§ Data:
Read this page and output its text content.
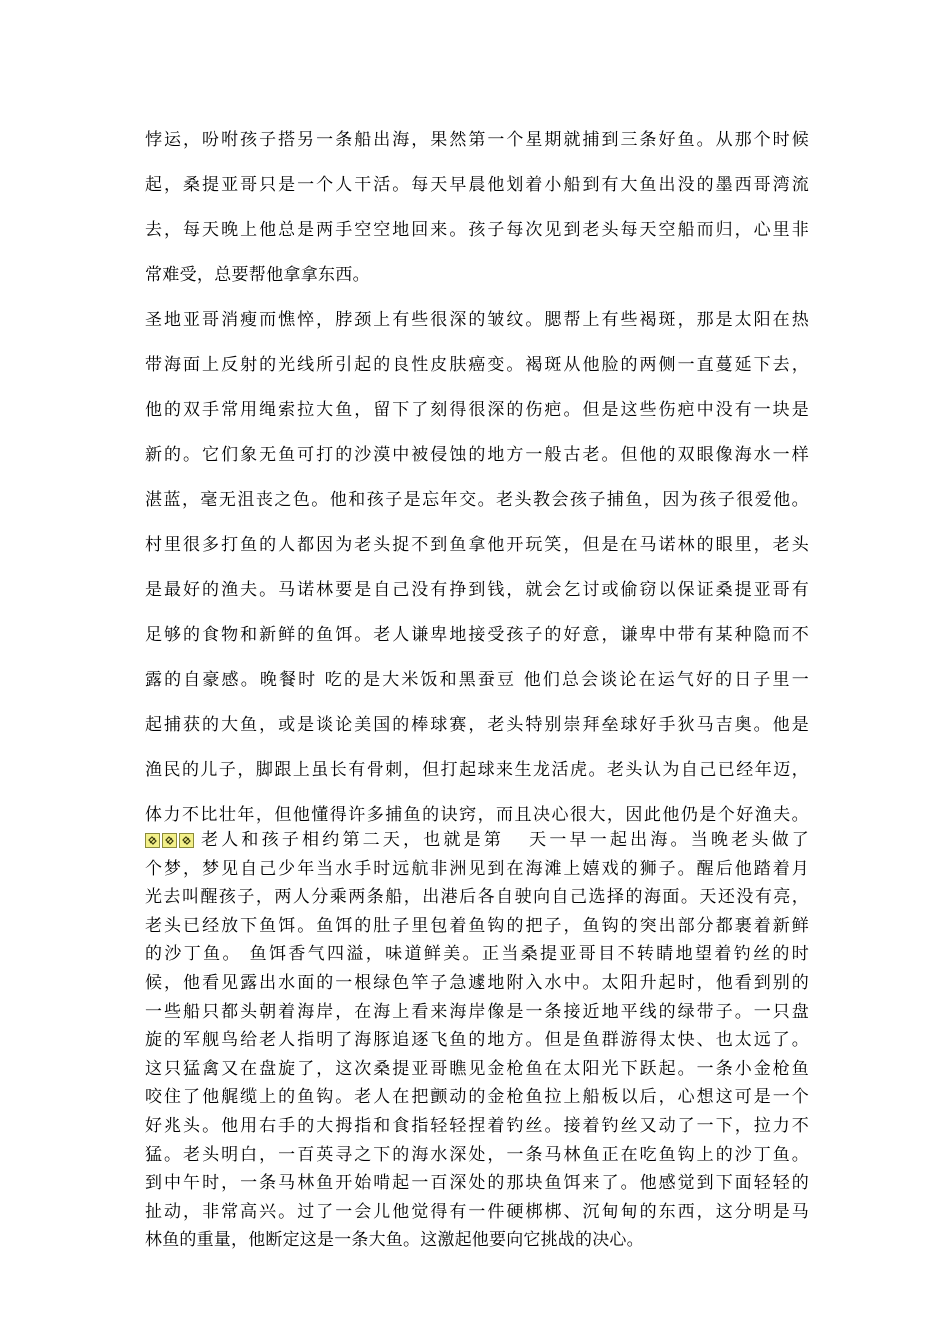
悖运，吩咐孩子搭另一条船出海，果然第一个星期就捕到三条好鱼。从那个时候
起，桑提亚哥只是一个人干活。每天早晨他划着小船到有大鱼出没的墨西哥湾流
去，每天晚上他总是两手空空地回来。孩子每次见到老头每天空船而归，心里非
常难受，总要帮他拿拿东西。
圣地亚哥消瘦而憔悴，脖颈上有些很深的皱纹。腮帮上有些褐斑，那是太阳在热
带海面上反射的光线所引起的良性皮肤癌变。褐斑从他脸的两侧一直蔓延下去，
他的双手常用绳索拉大鱼，留下了刻得很深的伤疤。但是这些伤疤中没有一块是
新的。它们象无鱼可打的沙漠中被侵蚀的地方一般古老。但他的双眼像海水一样
湛蓝，毫无沮丧之色。他和孩子是忘年交。老头教会孩子捕鱼，因为孩子很爱他。
村里很多打鱼的人都因为老头捉不到鱼拿他开玩笑，但是在马诺林的眼里，老头
是最好的渔夫。马诺林要是自己没有挣到钱，就会乞讨或偷窃以保证桑提亚哥有
足够的食物和新鲜的鱼饵。老人谦卑地接受孩子的好意，谦卑中带有某种隐而不
露的自豪感。晚餐时 吃的是大米饭和黑蚕豆 他们总会谈论在运气好的日子里一
起捕获的大鱼，或是谈论美国的棒球赛，老头特别崇拜垒球好手狄马吉奥。他是
渔民的儿子，脚跟上虽长有骨刺，但打起球来生龙活虎。老头认为自己已经年迈，
体力不比壮年，但他懂得许多捕鱼的诀窍，而且决心很大，因此他仍是个好渔夫。
老人和孩子相约第二天，也就是第 天一早一起出海。当晚老头做了
个梦，梦见自己少年当水手时远航非洲见到在海滩上嬉戏的狮子。醒后他踏着月
光去叫醒孩子，两人分乘两条船，出港后各自驶向自己选择的海面。天还没有亮，
老头已经放下鱼饵。鱼饵的肚子里包着鱼钩的把子，鱼钩的突出部分都裹着新鲜
的沙丁鱼。 鱼饵香气四溢，味道鲜美。正当桑提亚哥目不转睛地望着钓丝的时
候，他看见露出水面的一根绿色竿子急遽地附入水中。太阳升起时，他看到别的
一些船只都头朝着海岸，在海上看来海岸像是一条接近地平线的绿带子。一只盘
旋的军舰鸟给老人指明了海豚追逐飞鱼的地方。但是鱼群游得太快、也太远了。
这只猛禽又在盘旋了，这次桑提亚哥瞧见金枪鱼在太阳光下跃起。一条小金枪鱼
咬住了他艉缆上的鱼钩。老人在把颤动的金枪鱼拉上船板以后，心想这可是一个
好兆头。他用右手的大拇指和食指轻轻捏着钓丝。接着钓丝又动了一下，拉力不
猛。老头明白，一百英寻之下的海水深处，一条马林鱼正在吃鱼钩上的沙丁鱼。
到中午时，一条马林鱼开始啃起一百深处的那块鱼饵来了。他感觉到下面轻轻的
扯动，非常高兴。过了一会儿他觉得有一件硬梆梆、沉甸甸的东西，这分明是马
林鱼的重量，他断定这是一条大鱼。这激起他要向它挑战的决心。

§ Work required:
From start to finish, output the listing exactly, but omit its pictures.

§ Correct result:
Read this page and output its text content.
悖运，吩咐孩子搭另一条船出海，果然第一个星期就捕到三条好鱼。从那个时候
起，桑提亚哥只是一个人干活。每天早晨他划着小船到有大鱼出没的墨西哥湾流
去，每天晚上他总是两手空空地回来。孩子每次见到老头每天空船而归，心里非
常难受，总要帮他拿拿东西。
圣地亚哥消瘦而憔悴，脖颈上有些很深的皱纹。腮帮上有些褐斑，那是太阳在热
带海面上反射的光线所引起的良性皮肤癌变。褐斑从他脸的两侧一直蔓延下去，
他的双手常用绳索拉大鱼，留下了刻得很深的伤疤。但是这些伤疤中没有一块是
新的。它们象无鱼可打的沙漠中被侵蚀的地方一般古老。但他的双眼像海水一样
湛蓝，毫无沮丧之色。他和孩子是忘年交。老头教会孩子捕鱼，因为孩子很爱他。
村里很多打鱼的人都因为老头捉不到鱼拿他开玩笑，但是在马诺林的眼里，老头
是最好的渔夫。马诺林要是自己没有挣到钱，就会乞讨或偷窃以保证桑提亚哥有
足够的食物和新鲜的鱼饵。老人谦卑地接受孩子的好意，谦卑中带有某种隐而不
露的自豪感。晚餐时 吃的是大米饭和黑蚕豆 他们总会谈论在运气好的日子里一
起捕获的大鱼，或是谈论美国的棒球赛，老头特别崇拜垒球好手狄马吉奥。他是
渔民的儿子，脚跟上虽长有骨刺，但打起球来生龙活虎。老头认为自己已经年迈，
体力不比壮年，但他懂得许多捕鱼的诀窍，而且决心很大，因此他仍是个好渔夫。
老人和孩子相约第二天，也就是第 天一早一起出海。当晚老头做了
个梦，梦见自己少年当水手时远航非洲见到在海滩上嬉戏的狮子。醒后他踏着月
光去叫醒孩子，两人分乘两条船，出港后各自驶向自己选择的海面。天还没有亮，
老头已经放下鱼饵。鱼饵的肚子里包着鱼钩的把子，鱼钩的突出部分都裹着新鲜
的沙丁鱼。 鱼饵香气四溢，味道鲜美。正当桑提亚哥目不转睛地望着钓丝的时
候，他看见露出水面的一根绿色竿子急遽地附入水中。太阳升起时，他看到别的
一些船只都头朝着海岸，在海上看来海岸像是一条接近地平线的绿带子。一只盘
旋的军舰鸟给老人指明了海豚追逐飞鱼的地方。但是鱼群游得太快、也太远了。
这只猛禽又在盘旋了，这次桑提亚哥瞧见金枪鱼在太阳光下跃起。一条小金枪鱼
咬住了他艉缆上的鱼钩。老人在把颤动的金枪鱼拉上船板以后，心想这可是一个
好兆头。他用右手的大拇指和食指轻轻捏着钓丝。接着钓丝又动了一下，拉力不
猛。老头明白，一百英寻之下的海水深处，一条马林鱼正在吃鱼钩上的沙丁鱼。
到中午时，一条马林鱼开始啃起一百深处的那块鱼饵来了。他感觉到下面轻轻的
扯动，非常高兴。过了一会儿他觉得有一件硬梆梆、沉甸甸的东西，这分明是马
林鱼的重量，他断定这是一条大鱼。这激起他要向它挑战的决心。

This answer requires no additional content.